TASK MATERIAL

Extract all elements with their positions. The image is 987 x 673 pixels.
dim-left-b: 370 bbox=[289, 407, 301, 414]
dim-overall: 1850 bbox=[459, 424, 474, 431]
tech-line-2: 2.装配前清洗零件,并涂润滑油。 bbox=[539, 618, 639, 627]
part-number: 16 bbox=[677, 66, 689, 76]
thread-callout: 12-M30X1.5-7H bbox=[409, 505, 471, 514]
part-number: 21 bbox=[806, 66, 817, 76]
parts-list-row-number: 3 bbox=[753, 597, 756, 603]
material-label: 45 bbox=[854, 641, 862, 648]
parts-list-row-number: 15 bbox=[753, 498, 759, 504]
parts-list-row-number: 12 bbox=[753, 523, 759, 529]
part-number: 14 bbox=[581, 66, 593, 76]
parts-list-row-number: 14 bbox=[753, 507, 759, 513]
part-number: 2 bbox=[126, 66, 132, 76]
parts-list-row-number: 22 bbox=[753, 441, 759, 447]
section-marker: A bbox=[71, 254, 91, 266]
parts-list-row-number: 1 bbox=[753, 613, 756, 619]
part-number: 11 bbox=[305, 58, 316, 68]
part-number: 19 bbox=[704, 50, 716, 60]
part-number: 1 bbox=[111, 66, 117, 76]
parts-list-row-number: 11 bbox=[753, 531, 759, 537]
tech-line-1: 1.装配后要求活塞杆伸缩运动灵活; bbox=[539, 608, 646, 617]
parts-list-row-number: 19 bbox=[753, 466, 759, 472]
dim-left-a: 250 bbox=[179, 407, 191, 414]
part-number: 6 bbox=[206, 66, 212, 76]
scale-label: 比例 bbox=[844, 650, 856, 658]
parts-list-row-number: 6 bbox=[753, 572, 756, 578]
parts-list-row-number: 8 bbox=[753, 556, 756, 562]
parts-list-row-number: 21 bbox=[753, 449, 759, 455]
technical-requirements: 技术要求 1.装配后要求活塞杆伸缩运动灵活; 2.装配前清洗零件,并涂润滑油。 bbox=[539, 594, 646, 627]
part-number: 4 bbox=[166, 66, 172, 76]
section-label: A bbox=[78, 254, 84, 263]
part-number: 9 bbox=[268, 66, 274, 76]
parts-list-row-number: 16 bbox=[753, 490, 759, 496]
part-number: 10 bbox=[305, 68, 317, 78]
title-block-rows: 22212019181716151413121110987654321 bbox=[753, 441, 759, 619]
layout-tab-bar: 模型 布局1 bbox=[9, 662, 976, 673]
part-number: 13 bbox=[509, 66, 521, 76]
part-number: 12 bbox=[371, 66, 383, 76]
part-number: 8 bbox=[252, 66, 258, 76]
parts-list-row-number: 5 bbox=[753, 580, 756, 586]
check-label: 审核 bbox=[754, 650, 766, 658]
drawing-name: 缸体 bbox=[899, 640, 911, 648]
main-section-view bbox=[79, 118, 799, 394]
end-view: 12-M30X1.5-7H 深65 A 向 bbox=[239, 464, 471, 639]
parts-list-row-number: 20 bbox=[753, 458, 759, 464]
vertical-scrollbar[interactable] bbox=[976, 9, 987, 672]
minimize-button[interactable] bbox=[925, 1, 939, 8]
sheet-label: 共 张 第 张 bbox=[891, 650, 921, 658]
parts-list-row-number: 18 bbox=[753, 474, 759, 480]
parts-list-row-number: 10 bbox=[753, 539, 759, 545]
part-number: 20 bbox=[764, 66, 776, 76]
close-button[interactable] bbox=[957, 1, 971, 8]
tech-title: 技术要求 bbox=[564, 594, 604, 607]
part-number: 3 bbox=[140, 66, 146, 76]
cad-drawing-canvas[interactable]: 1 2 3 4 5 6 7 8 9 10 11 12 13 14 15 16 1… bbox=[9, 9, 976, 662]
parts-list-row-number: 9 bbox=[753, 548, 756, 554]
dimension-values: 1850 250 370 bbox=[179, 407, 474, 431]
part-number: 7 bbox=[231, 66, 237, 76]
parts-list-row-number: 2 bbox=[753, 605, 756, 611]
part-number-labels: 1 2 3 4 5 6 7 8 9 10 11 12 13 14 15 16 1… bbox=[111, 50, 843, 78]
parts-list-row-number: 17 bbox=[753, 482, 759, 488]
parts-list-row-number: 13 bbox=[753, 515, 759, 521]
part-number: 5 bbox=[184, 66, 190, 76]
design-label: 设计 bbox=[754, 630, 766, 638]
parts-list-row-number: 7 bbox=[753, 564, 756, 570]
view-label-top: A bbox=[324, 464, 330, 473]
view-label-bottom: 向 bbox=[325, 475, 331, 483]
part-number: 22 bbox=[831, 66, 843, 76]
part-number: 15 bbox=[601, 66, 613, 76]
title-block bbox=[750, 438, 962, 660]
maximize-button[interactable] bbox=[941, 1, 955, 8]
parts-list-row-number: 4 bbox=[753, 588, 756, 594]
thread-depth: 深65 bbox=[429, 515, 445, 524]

WHAT YOU SHOULD DO
Edit the entries above, replacing "parts-list-row-number" with "bom-row-number" wherever it occurs and keeping everything else the same.

EXERCISE OUTPUT
Extract all elements with their positions. The image is 987 x 673 pixels.
dim-left-b: 370 bbox=[289, 407, 301, 414]
dim-overall: 1850 bbox=[459, 424, 474, 431]
tech-line-2: 2.装配前清洗零件,并涂润滑油。 bbox=[539, 618, 639, 627]
part-number: 16 bbox=[677, 66, 689, 76]
thread-callout: 12-M30X1.5-7H bbox=[409, 505, 471, 514]
part-number: 21 bbox=[806, 66, 817, 76]
bom-row-number: 3 bbox=[753, 597, 756, 603]
material-label: 45 bbox=[854, 641, 862, 648]
bom-row-number: 15 bbox=[753, 498, 759, 504]
bom-row-number: 12 bbox=[753, 523, 759, 529]
part-number: 14 bbox=[581, 66, 593, 76]
bom-row-number: 14 bbox=[753, 507, 759, 513]
part-number: 2 bbox=[126, 66, 132, 76]
bom-row-number: 22 bbox=[753, 441, 759, 447]
section-marker: A bbox=[71, 254, 91, 266]
bom-row-number: 1 bbox=[753, 613, 756, 619]
part-number: 11 bbox=[305, 58, 316, 68]
part-number: 19 bbox=[704, 50, 716, 60]
part-number: 1 bbox=[111, 66, 117, 76]
bom-row-number: 11 bbox=[753, 531, 759, 537]
tech-line-1: 1.装配后要求活塞杆伸缩运动灵活; bbox=[539, 608, 646, 617]
bom-row-number: 19 bbox=[753, 466, 759, 472]
dim-left-a: 250 bbox=[179, 407, 191, 414]
part-number: 6 bbox=[206, 66, 212, 76]
scale-label: 比例 bbox=[844, 650, 856, 658]
bom-row-number: 6 bbox=[753, 572, 756, 578]
bom-row-number: 8 bbox=[753, 556, 756, 562]
bom-row-number: 21 bbox=[753, 449, 759, 455]
technical-requirements: 技术要求 1.装配后要求活塞杆伸缩运动灵活; 2.装配前清洗零件,并涂润滑油。 bbox=[539, 594, 646, 627]
part-number: 4 bbox=[166, 66, 172, 76]
section-label: A bbox=[78, 254, 84, 263]
part-number: 9 bbox=[268, 66, 274, 76]
bom-row-number: 16 bbox=[753, 490, 759, 496]
part-number: 10 bbox=[305, 68, 317, 78]
title-block-rows: 22212019181716151413121110987654321 bbox=[753, 441, 759, 619]
layout-tab-bar: 模型 布局1 bbox=[9, 662, 976, 673]
part-number: 13 bbox=[509, 66, 521, 76]
part-number: 12 bbox=[371, 66, 383, 76]
part-number: 8 bbox=[252, 66, 258, 76]
bom-row-number: 5 bbox=[753, 580, 756, 586]
check-label: 审核 bbox=[754, 650, 766, 658]
drawing-name: 缸体 bbox=[899, 640, 911, 648]
main-section-view bbox=[79, 118, 799, 394]
end-view: 12-M30X1.5-7H 深65 A 向 bbox=[239, 464, 471, 639]
bom-row-number: 20 bbox=[753, 458, 759, 464]
vertical-scrollbar[interactable] bbox=[976, 9, 987, 672]
minimize-button[interactable] bbox=[925, 1, 939, 8]
sheet-label: 共 张 第 张 bbox=[891, 650, 921, 658]
bom-row-number: 18 bbox=[753, 474, 759, 480]
bom-row-number: 10 bbox=[753, 539, 759, 545]
part-number: 20 bbox=[764, 66, 776, 76]
close-button[interactable] bbox=[957, 1, 971, 8]
tech-title: 技术要求 bbox=[564, 594, 604, 607]
part-number: 3 bbox=[140, 66, 146, 76]
cad-drawing-canvas[interactable]: 1 2 3 4 5 6 7 8 9 10 11 12 13 14 15 16 1… bbox=[9, 9, 976, 662]
bom-row-number: 9 bbox=[753, 548, 756, 554]
dimension-values: 1850 250 370 bbox=[179, 407, 474, 431]
part-number: 7 bbox=[231, 66, 237, 76]
bom-row-number: 2 bbox=[753, 605, 756, 611]
part-number-labels: 1 2 3 4 5 6 7 8 9 10 11 12 13 14 15 16 1… bbox=[111, 50, 843, 78]
bom-row-number: 17 bbox=[753, 482, 759, 488]
bom-row-number: 13 bbox=[753, 515, 759, 521]
part-number: 5 bbox=[184, 66, 190, 76]
design-label: 设计 bbox=[754, 630, 766, 638]
bom-row-number: 7 bbox=[753, 564, 756, 570]
view-label-top: A bbox=[324, 464, 330, 473]
view-label-bottom: 向 bbox=[325, 475, 331, 483]
part-number: 22 bbox=[831, 66, 843, 76]
part-number: 15 bbox=[601, 66, 613, 76]
title-block bbox=[750, 438, 962, 660]
maximize-button[interactable] bbox=[941, 1, 955, 8]
bom-row-number: 4 bbox=[753, 588, 756, 594]
thread-depth: 深65 bbox=[429, 515, 445, 524]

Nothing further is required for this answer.